**Aim of the task:** Return the records that follow, matching each one exactly.
########
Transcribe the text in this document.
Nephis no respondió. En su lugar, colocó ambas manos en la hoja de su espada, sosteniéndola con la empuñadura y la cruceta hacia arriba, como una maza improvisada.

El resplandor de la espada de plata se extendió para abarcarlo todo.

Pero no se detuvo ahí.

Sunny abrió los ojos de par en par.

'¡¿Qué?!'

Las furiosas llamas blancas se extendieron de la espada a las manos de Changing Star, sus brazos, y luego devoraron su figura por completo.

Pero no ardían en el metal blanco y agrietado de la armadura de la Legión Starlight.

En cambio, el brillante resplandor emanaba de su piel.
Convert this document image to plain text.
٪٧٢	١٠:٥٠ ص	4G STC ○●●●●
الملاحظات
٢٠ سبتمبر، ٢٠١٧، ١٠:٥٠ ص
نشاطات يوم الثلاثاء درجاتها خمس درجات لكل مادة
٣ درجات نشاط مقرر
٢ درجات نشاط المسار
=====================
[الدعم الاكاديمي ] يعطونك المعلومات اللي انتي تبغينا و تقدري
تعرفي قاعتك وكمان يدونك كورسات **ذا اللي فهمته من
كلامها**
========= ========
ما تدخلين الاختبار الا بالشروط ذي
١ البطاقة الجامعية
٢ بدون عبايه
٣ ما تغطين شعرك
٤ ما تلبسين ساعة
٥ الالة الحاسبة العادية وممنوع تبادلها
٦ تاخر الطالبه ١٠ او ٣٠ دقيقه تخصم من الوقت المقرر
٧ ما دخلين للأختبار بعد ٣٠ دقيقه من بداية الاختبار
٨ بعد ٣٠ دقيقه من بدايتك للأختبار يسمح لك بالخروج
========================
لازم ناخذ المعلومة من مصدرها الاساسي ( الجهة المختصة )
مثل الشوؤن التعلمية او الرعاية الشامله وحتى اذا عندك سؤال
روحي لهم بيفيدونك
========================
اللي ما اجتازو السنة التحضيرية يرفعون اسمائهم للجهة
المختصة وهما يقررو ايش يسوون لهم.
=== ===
########
**Correct answer:**
Transcribe the text in this document.
Nephis no respondió. En su lugar, colocó ambas manos en la hoja de su espada, sosteniéndola con la empuñadura y la cruceta hacia arriba, como una maza improvisada.

El resplandor de la espada de plata se extendió para abarcarlo todo.

Pero no se detuvo ahí.

Sunny abrió los ojos de par en par.

'¡¿Qué?!'

Las furiosas llamas blancas se extendieron de la espada a las manos de Changing Star, sus brazos, y luego devoraron su figura por completo.

Pero no ardían en el metal blanco y agrietado de la armadura de la Legión Starlight.

En cambio, el brillante resplandor emanaba de su piel.
Convert this document image to plain text.
٪٧٢	١٠:٥٠ ص	4G STC ○●●●●
الملاحظات
٢٠ سبتمبر، ٢٠١٧، ١٠:٥٠ ص
نشاطات يوم الثلاثاء درجاتها خمس درجات لكل مادة
٣ درجات نشاط مقرر
٢ درجات نشاط المسار
=====================
[الدعم الاكاديمي ] يعطونك المعلومات اللي انتي تبغينا و تقدري
تعرفي قاعتك وكمان يدونك كورسات **ذا اللي فهمته من
كلامها**
========= ========
ما تدخلين الاختبار الا بالشروط ذي
١ البطاقة الجامعية
٢ بدون عبايه
٣ ما تغطين شعرك
٤ ما تلبسين ساعة
٥ الالة الحاسبة العادية وممنوع تبادلها
٦ تاخر الطالبه ١٠ او ٣٠ دقيقه تخصم من الوقت المقرر
٧ ما دخلين للأختبار بعد ٣٠ دقيقه من بداية الاختبار
٨ بعد ٣٠ دقيقه من بدايتك للأختبار يسمح لك بالخروج
========================
لازم ناخذ المعلومة من مصدرها الاساسي ( الجهة المختصة )
مثل الشوؤن التعلمية او الرعاية الشامله وحتى اذا عندك سؤال
روحي لهم بيفيدونك
========================
اللي ما اجتازو السنة التحضيرية يرفعون اسمائهم للجهة
المختصة وهما يقررو ايش يسوون لهم.
=== ===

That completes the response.